Saved entries
============

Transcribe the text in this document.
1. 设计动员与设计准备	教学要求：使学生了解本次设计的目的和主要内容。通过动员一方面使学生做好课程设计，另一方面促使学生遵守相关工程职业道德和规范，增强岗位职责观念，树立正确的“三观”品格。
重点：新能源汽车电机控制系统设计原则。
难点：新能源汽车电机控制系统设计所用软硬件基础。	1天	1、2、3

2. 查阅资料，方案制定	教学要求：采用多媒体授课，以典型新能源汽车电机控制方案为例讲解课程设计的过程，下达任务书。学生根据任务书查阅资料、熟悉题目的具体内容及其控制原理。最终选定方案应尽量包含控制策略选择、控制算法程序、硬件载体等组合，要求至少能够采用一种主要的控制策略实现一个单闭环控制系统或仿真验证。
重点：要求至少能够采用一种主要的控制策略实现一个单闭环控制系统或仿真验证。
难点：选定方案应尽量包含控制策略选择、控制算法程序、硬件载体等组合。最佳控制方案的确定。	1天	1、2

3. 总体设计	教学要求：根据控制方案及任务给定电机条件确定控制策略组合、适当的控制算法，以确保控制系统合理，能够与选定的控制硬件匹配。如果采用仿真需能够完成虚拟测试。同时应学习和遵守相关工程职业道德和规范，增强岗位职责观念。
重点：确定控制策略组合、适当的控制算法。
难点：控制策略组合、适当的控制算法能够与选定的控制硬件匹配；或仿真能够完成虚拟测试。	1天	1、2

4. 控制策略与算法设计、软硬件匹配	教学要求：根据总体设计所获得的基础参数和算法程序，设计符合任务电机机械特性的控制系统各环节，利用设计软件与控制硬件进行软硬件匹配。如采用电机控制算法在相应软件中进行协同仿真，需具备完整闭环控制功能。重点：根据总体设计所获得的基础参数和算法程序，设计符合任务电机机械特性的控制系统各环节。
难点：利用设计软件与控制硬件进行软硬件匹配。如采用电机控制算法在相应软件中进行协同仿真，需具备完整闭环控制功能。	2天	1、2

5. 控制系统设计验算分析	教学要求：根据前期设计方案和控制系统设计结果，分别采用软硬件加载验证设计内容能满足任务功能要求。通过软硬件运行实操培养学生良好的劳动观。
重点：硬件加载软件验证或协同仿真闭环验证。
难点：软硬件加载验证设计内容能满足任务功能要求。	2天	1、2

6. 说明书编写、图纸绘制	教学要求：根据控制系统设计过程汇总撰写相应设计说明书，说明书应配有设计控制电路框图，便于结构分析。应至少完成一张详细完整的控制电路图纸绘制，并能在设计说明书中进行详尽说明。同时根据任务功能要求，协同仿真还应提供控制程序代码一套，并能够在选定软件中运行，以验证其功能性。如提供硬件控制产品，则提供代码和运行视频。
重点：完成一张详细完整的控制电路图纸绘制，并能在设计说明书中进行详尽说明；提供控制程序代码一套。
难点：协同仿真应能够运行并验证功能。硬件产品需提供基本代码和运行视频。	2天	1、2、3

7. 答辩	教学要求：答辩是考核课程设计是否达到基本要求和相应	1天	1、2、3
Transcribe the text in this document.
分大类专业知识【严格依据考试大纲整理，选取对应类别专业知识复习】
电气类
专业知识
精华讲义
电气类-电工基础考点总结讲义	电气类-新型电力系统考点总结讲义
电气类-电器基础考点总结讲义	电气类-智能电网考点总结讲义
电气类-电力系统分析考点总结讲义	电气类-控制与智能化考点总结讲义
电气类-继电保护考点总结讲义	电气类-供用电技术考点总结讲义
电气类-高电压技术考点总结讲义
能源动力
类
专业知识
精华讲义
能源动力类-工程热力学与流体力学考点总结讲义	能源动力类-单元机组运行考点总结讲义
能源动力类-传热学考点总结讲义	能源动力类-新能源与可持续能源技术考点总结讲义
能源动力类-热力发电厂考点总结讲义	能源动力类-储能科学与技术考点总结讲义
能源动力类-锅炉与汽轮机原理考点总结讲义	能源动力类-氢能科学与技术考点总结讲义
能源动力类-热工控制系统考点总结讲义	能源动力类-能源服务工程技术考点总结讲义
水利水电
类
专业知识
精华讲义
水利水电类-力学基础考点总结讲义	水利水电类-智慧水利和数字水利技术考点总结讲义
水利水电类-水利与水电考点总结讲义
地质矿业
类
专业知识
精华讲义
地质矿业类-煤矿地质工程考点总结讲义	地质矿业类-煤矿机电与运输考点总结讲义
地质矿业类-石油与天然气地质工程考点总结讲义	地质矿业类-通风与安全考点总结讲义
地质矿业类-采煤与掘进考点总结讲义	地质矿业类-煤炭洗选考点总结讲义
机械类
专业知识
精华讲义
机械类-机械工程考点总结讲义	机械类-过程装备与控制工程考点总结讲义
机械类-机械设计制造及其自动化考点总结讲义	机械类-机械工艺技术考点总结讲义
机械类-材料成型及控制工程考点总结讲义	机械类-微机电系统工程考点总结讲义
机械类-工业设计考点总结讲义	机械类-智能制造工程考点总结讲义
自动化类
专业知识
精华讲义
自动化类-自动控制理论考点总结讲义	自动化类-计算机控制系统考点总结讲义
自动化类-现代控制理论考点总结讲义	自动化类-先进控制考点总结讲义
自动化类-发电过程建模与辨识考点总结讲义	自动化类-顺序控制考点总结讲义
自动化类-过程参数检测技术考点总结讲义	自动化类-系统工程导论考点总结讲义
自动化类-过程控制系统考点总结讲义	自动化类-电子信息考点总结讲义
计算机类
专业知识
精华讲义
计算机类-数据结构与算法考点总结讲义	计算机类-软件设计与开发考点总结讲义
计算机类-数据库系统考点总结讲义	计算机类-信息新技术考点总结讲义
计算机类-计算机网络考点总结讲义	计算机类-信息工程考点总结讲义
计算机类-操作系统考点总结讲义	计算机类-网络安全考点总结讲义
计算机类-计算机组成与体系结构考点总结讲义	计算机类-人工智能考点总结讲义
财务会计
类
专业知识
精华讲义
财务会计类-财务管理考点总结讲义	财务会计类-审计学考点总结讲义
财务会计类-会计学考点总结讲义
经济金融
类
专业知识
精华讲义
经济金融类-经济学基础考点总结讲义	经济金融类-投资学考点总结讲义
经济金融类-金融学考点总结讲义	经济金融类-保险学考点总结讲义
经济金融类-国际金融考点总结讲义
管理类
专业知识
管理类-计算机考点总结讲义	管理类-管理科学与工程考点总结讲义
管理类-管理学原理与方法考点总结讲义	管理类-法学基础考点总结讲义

============

From the records above, extract each line exactly as shown.

Transcribe the text in this document.
1. 设计动员与设计准备	教学要求：使学生了解本次设计的目的和主要内容。通过动员一方面使学生做好课程设计，另一方面促使学生遵守相关工程职业道德和规范，增强岗位职责观念，树立正确的“三观”品格。
重点：新能源汽车电机控制系统设计原则。
难点：新能源汽车电机控制系统设计所用软硬件基础。	1天	1、2、3

2. 查阅资料，方案制定	教学要求：采用多媒体授课，以典型新能源汽车电机控制方案为例讲解课程设计的过程，下达任务书。学生根据任务书查阅资料、熟悉题目的具体内容及其控制原理。最终选定方案应尽量包含控制策略选择、控制算法程序、硬件载体等组合，要求至少能够采用一种主要的控制策略实现一个单闭环控制系统或仿真验证。
重点：要求至少能够采用一种主要的控制策略实现一个单闭环控制系统或仿真验证。
难点：选定方案应尽量包含控制策略选择、控制算法程序、硬件载体等组合。最佳控制方案的确定。	1天	1、2

3. 总体设计	教学要求：根据控制方案及任务给定电机条件确定控制策略组合、适当的控制算法，以确保控制系统合理，能够与选定的控制硬件匹配。如果采用仿真需能够完成虚拟测试。同时应学习和遵守相关工程职业道德和规范，增强岗位职责观念。
重点：确定控制策略组合、适当的控制算法。
难点：控制策略组合、适当的控制算法能够与选定的控制硬件匹配；或仿真能够完成虚拟测试。	1天	1、2

4. 控制策略与算法设计、软硬件匹配	教学要求：根据总体设计所获得的基础参数和算法程序，设计符合任务电机机械特性的控制系统各环节，利用设计软件与控制硬件进行软硬件匹配。如采用电机控制算法在相应软件中进行协同仿真，需具备完整闭环控制功能。重点：根据总体设计所获得的基础参数和算法程序，设计符合任务电机机械特性的控制系统各环节。
难点：利用设计软件与控制硬件进行软硬件匹配。如采用电机控制算法在相应软件中进行协同仿真，需具备完整闭环控制功能。	2天	1、2

5. 控制系统设计验算分析	教学要求：根据前期设计方案和控制系统设计结果，分别采用软硬件加载验证设计内容能满足任务功能要求。通过软硬件运行实操培养学生良好的劳动观。
重点：硬件加载软件验证或协同仿真闭环验证。
难点：软硬件加载验证设计内容能满足任务功能要求。	2天	1、2

6. 说明书编写、图纸绘制	教学要求：根据控制系统设计过程汇总撰写相应设计说明书，说明书应配有设计控制电路框图，便于结构分析。应至少完成一张详细完整的控制电路图纸绘制，并能在设计说明书中进行详尽说明。同时根据任务功能要求，协同仿真还应提供控制程序代码一套，并能够在选定软件中运行，以验证其功能性。如提供硬件控制产品，则提供代码和运行视频。
重点：完成一张详细完整的控制电路图纸绘制，并能在设计说明书中进行详尽说明；提供控制程序代码一套。
难点：协同仿真应能够运行并验证功能。硬件产品需提供基本代码和运行视频。	2天	1、2、3

7. 答辩	教学要求：答辩是考核课程设计是否达到基本要求和相应	1天	1、2、3
Transcribe the text in this document.
分大类专业知识【严格依据考试大纲整理，选取对应类别专业知识复习】
电气类
专业知识
精华讲义
电气类-电工基础考点总结讲义	电气类-新型电力系统考点总结讲义
电气类-电器基础考点总结讲义	电气类-智能电网考点总结讲义
电气类-电力系统分析考点总结讲义	电气类-控制与智能化考点总结讲义
电气类-继电保护考点总结讲义	电气类-供用电技术考点总结讲义
电气类-高电压技术考点总结讲义
能源动力
类
专业知识
精华讲义
能源动力类-工程热力学与流体力学考点总结讲义	能源动力类-单元机组运行考点总结讲义
能源动力类-传热学考点总结讲义	能源动力类-新能源与可持续能源技术考点总结讲义
能源动力类-热力发电厂考点总结讲义	能源动力类-储能科学与技术考点总结讲义
能源动力类-锅炉与汽轮机原理考点总结讲义	能源动力类-氢能科学与技术考点总结讲义
能源动力类-热工控制系统考点总结讲义	能源动力类-能源服务工程技术考点总结讲义
水利水电
类
专业知识
精华讲义
水利水电类-力学基础考点总结讲义	水利水电类-智慧水利和数字水利技术考点总结讲义
水利水电类-水利与水电考点总结讲义
地质矿业
类
专业知识
精华讲义
地质矿业类-煤矿地质工程考点总结讲义	地质矿业类-煤矿机电与运输考点总结讲义
地质矿业类-石油与天然气地质工程考点总结讲义	地质矿业类-通风与安全考点总结讲义
地质矿业类-采煤与掘进考点总结讲义	地质矿业类-煤炭洗选考点总结讲义
机械类
专业知识
精华讲义
机械类-机械工程考点总结讲义	机械类-过程装备与控制工程考点总结讲义
机械类-机械设计制造及其自动化考点总结讲义	机械类-机械工艺技术考点总结讲义
机械类-材料成型及控制工程考点总结讲义	机械类-微机电系统工程考点总结讲义
机械类-工业设计考点总结讲义	机械类-智能制造工程考点总结讲义
自动化类
专业知识
精华讲义
自动化类-自动控制理论考点总结讲义	自动化类-计算机控制系统考点总结讲义
自动化类-现代控制理论考点总结讲义	自动化类-先进控制考点总结讲义
自动化类-发电过程建模与辨识考点总结讲义	自动化类-顺序控制考点总结讲义
自动化类-过程参数检测技术考点总结讲义	自动化类-系统工程导论考点总结讲义
自动化类-过程控制系统考点总结讲义	自动化类-电子信息考点总结讲义
计算机类
专业知识
精华讲义
计算机类-数据结构与算法考点总结讲义	计算机类-软件设计与开发考点总结讲义
计算机类-数据库系统考点总结讲义	计算机类-信息新技术考点总结讲义
计算机类-计算机网络考点总结讲义	计算机类-信息工程考点总结讲义
计算机类-操作系统考点总结讲义	计算机类-网络安全考点总结讲义
计算机类-计算机组成与体系结构考点总结讲义	计算机类-人工智能考点总结讲义
财务会计
类
专业知识
精华讲义
财务会计类-财务管理考点总结讲义	财务会计类-审计学考点总结讲义
财务会计类-会计学考点总结讲义
经济金融
类
专业知识
精华讲义
经济金融类-经济学基础考点总结讲义	经济金融类-投资学考点总结讲义
经济金融类-金融学考点总结讲义	经济金融类-保险学考点总结讲义
经济金融类-国际金融考点总结讲义
管理类
专业知识
管理类-计算机考点总结讲义	管理类-管理科学与工程考点总结讲义
管理类-管理学原理与方法考点总结讲义	管理类-法学基础考点总结讲义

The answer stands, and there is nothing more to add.